§ Task: From the entries below, please gather each line containing the string "соотношение".
═════ Input for this task ═════
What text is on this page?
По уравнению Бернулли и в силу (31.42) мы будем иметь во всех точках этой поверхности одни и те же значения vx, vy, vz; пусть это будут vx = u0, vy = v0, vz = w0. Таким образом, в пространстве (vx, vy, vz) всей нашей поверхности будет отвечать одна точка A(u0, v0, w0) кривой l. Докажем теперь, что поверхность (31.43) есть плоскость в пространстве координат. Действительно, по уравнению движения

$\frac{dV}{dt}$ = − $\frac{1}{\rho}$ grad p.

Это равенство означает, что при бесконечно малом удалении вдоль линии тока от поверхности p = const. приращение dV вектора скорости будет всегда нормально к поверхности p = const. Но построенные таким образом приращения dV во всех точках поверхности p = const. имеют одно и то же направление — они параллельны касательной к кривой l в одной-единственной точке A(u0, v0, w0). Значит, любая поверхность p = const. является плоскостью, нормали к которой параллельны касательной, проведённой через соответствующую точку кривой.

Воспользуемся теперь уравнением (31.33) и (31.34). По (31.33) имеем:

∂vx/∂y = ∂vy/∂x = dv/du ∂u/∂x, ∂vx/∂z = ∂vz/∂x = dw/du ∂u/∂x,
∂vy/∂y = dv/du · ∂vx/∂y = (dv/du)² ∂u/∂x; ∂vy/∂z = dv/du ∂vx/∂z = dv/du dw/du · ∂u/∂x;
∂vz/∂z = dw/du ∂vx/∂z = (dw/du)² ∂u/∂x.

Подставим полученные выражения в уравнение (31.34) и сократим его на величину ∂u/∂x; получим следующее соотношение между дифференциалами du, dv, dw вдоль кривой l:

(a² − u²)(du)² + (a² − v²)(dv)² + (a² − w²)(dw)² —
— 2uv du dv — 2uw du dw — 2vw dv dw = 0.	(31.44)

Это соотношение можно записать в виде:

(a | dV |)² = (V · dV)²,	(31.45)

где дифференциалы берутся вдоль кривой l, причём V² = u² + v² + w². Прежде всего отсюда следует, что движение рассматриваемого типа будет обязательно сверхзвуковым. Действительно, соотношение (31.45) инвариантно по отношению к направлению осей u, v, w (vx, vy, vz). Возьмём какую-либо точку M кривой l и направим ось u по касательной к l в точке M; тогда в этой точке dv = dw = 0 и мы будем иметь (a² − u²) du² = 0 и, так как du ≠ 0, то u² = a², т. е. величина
═════
§ Output of the exercise:
Подставим полученные выражения в уравнение (31.34) и сократим его на величину ∂u/∂x; получим следующее соотношение между дифференциалами du, dv, dw вдоль кривой l:
Это соотношение можно записать в виде:
где дифференциалы берутся вдоль кривой l, причём V² = u² + v² + w². Прежде всего отсюда следует, что движение рассматриваемого типа будет обязательно сверхзвуковым. Действительно, соотношение (31.45) инвариантно по отношению к направлению осей u, v, w (vx, vy, vz). Возьмём какую-либо точку M кривой l и направим ось u по касательной к l в точке M; тогда в этой точке dv = dw = 0 и мы будем иметь (a² − u²) du² = 0 и, так как du ≠ 0, то u² = a², т. е. величина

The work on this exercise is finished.